━━ INPUT RECORDS ━━

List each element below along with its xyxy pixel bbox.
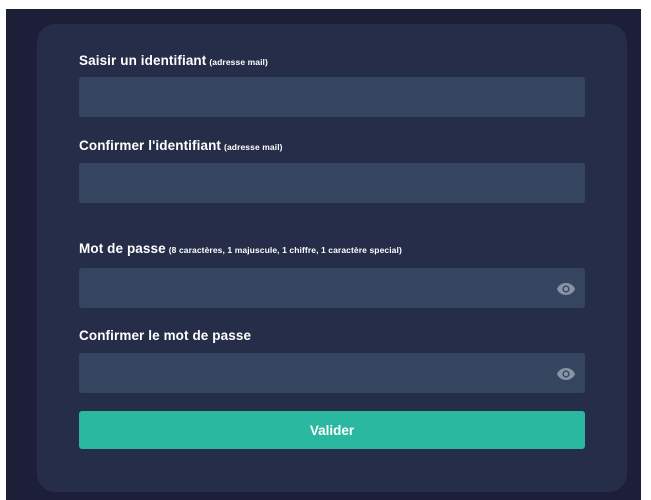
confirm-password-input[interactable] xyxy=(79,353,585,393)
eye-icon[interactable] xyxy=(556,282,576,296)
confirm-password-label: Confirmer le mot de passe xyxy=(79,328,251,343)
password-hint: (8 caractères, 1 majuscule, 1 chiffre, 1… xyxy=(168,245,402,255)
identifiant-hint: (adresse mail) xyxy=(209,57,268,67)
submit-button[interactable]: Valider xyxy=(79,411,585,449)
identifiant-input[interactable] xyxy=(79,77,585,117)
password-input[interactable] xyxy=(79,268,585,308)
confirm-identifiant-input[interactable] xyxy=(79,163,585,203)
identifiant-label: Saisir un identifiant (adresse mail) xyxy=(79,53,268,68)
eye-icon[interactable] xyxy=(556,367,576,381)
confirm-identifiant-label: Confirmer l'identifiant (adresse mail) xyxy=(79,138,283,153)
identifiant-label-text: Saisir un identifiant xyxy=(79,53,207,68)
confirm-password-label-text: Confirmer le mot de passe xyxy=(79,328,252,343)
confirm-identifiant-hint: (adresse mail) xyxy=(224,142,283,152)
password-label: Mot de passe (8 caractères, 1 majuscule, … xyxy=(79,241,402,256)
confirm-identifiant-label-text: Confirmer l'identifiant xyxy=(79,138,222,153)
password-label-text: Mot de passe xyxy=(79,241,166,256)
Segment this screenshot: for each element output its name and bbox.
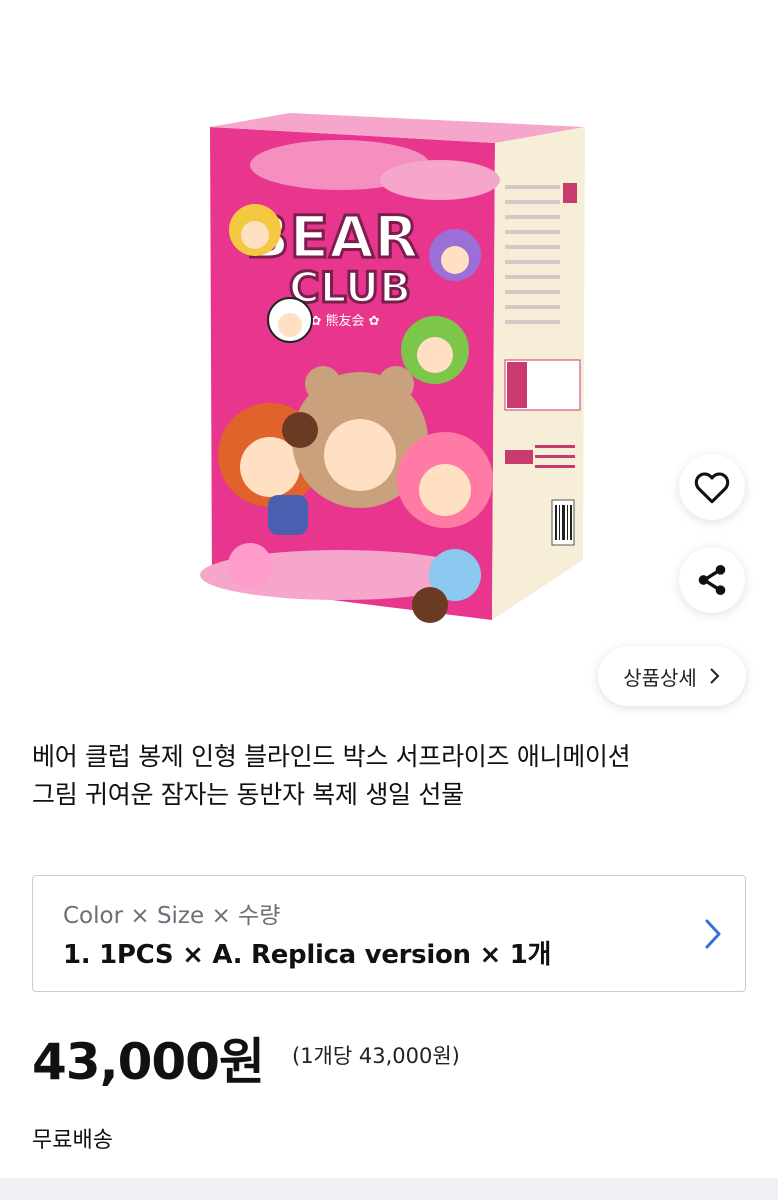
price: 43,000원 — [32, 1033, 265, 1091]
option-selector[interactable]: Color × Size × 수량 1. 1PCS × A. Replica v… — [32, 875, 746, 992]
unit-price: (1개당 43,000원) — [292, 1044, 460, 1068]
brand-logo-line2: CLUB — [289, 263, 411, 312]
share-button[interactable] — [679, 547, 745, 613]
wishlist-button[interactable] — [679, 454, 745, 520]
option-value: 1. 1PCS × A. Replica version × 1개 — [63, 940, 552, 970]
chevron-right-icon — [710, 668, 720, 684]
product-detail-label: 상품상세 — [623, 665, 697, 690]
shipping-label: 무료배송 — [32, 1128, 113, 1153]
share-icon — [698, 564, 726, 596]
option-label: Color × Size × 수량 — [63, 903, 281, 929]
heart-icon — [694, 472, 730, 504]
product-image-area[interactable]: BEAR CLUB ✿ 熊友会 ✿ 상품상세 — [0, 0, 778, 720]
chevron-right-icon — [705, 919, 721, 949]
section-divider — [0, 1178, 778, 1200]
product-image: BEAR CLUB ✿ 熊友会 ✿ — [200, 113, 585, 623]
product-detail-button[interactable]: 상품상세 — [598, 646, 746, 706]
product-title-line1: 베어 클럽 봉제 인형 블라인드 박스 서프라이즈 애니메이션 — [32, 742, 631, 771]
brand-logo-sub: ✿ 熊友会 ✿ — [310, 313, 379, 329]
product-title: 베어 클럽 봉제 인형 블라인드 박스 서프라이즈 애니메이션 그림 귀여운 잠… — [32, 738, 746, 814]
product-title-line2: 그림 귀여운 잠자는 동반자 복제 생일 선물 — [32, 780, 464, 809]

━━━

WHAT TO PRODUCE:
Turn every line of the rows above into a Markdown table with the columns "Line no." and "Content", numbering the lines in order and skipping any blank ones. Leave the pictures out.

TASK ANSWER:
| Line no. | Content |
|---|---|
| 1 | List each element below along with its xyxy pixel bbox. |
| 2 | confirm-password-input[interactable] xyxy=(79,353,585,393) |
| 3 | eye-icon[interactable] xyxy=(556,282,576,296) |
| 4 | confirm-password-label: Confirmer le mot de passe xyxy=(79,328,251,343) |
| 5 | password-hint: (8 caractères, 1 majuscule, 1 chiffre, 1… xyxy=(168,245,402,255) |
| 6 | identifiant-hint: (adresse mail) xyxy=(209,57,268,67) |
| 7 | submit-button[interactable]: Valider xyxy=(79,411,585,449) |
| 8 | identifiant-input[interactable] xyxy=(79,77,585,117) |
| 9 | password-input[interactable] xyxy=(79,268,585,308) |
| 10 | confirm-identifiant-input[interactable] xyxy=(79,163,585,203) |
| 11 | identifiant-label: Saisir un identifiant (adresse mail) xyxy=(79,53,268,68) |
| 12 | eye-icon[interactable] xyxy=(556,367,576,381) |
| 13 | confirm-identifiant-label: Confirmer l'identifiant (adresse mail) xyxy=(79,138,283,153) |
| 14 | identifiant-label-text: Saisir un identifiant xyxy=(79,53,207,68) |
| 15 | confirm-password-label-text: Confirmer le mot de passe xyxy=(79,328,252,343) |
| 16 | confirm-identifiant-hint: (adresse mail) xyxy=(224,142,283,152) |
| 17 | password-label: Mot de passe (8 caractères, 1 majuscule, … xyxy=(79,241,402,256) |
| 18 | confirm-identifiant-label-text: Confirmer l'identifiant xyxy=(79,138,222,153) |
| 19 | password-label-text: Mot de passe xyxy=(79,241,166,256) |
| 20 | Segment this screenshot: for each element output its name and bbox. |
| 21 | price: 43,000원 — [32, 1033, 265, 1091] |
| 22 | option-selector[interactable]: Color × Size × 수량 1. 1PCS × A. Replica v… — [32, 875, 746, 992] |
| 23 | unit-price: (1개당 43,000원) — [292, 1044, 460, 1068] |
| 24 | brand-logo-line2: CLUB — [289, 263, 411, 312] |
| 25 | share-button[interactable] — [679, 547, 745, 613] |
| 26 | wishlist-button[interactable] — [679, 454, 745, 520] |
| 27 | option-value: 1. 1PCS × A. Replica version × 1개 — [63, 940, 552, 970] |
| 28 | chevron-right-icon — [710, 668, 720, 684] |
| 29 | product-detail-label: 상품상세 — [623, 665, 697, 690] |
| 30 | shipping-label: 무료배송 — [32, 1128, 113, 1153] |
| 31 | share-icon — [698, 564, 726, 596] |
| 32 | option-label: Color × Size × 수량 — [63, 903, 281, 929] |
| 33 | heart-icon — [694, 472, 730, 504] |
| 34 | product-image-area[interactable]: BEAR CLUB ✿ 熊友会 ✿ 상품상세 — [0, 0, 778, 720] |
| 35 | chevron-right-icon — [705, 919, 721, 949] |
| 36 | section-divider — [0, 1178, 778, 1200] |
| 37 | product-image: BEAR CLUB ✿ 熊友会 ✿ — [200, 113, 585, 623] |
| 38 | product-detail-button[interactable]: 상품상세 — [598, 646, 746, 706] |
| 39 | product-title-line1: 베어 클럽 봉제 인형 블라인드 박스 서프라이즈 애니메이션 — [32, 742, 631, 771] |
| 40 | brand-logo-sub: ✿ 熊友会 ✿ — [310, 313, 379, 329] |
| 41 | product-title: 베어 클럽 봉제 인형 블라인드 박스 서프라이즈 애니메이션 그림 귀여운 잠… — [32, 738, 746, 814] |
| 42 | product-title-line2: 그림 귀여운 잠자는 동반자 복제 생일 선물 — [32, 780, 464, 809] |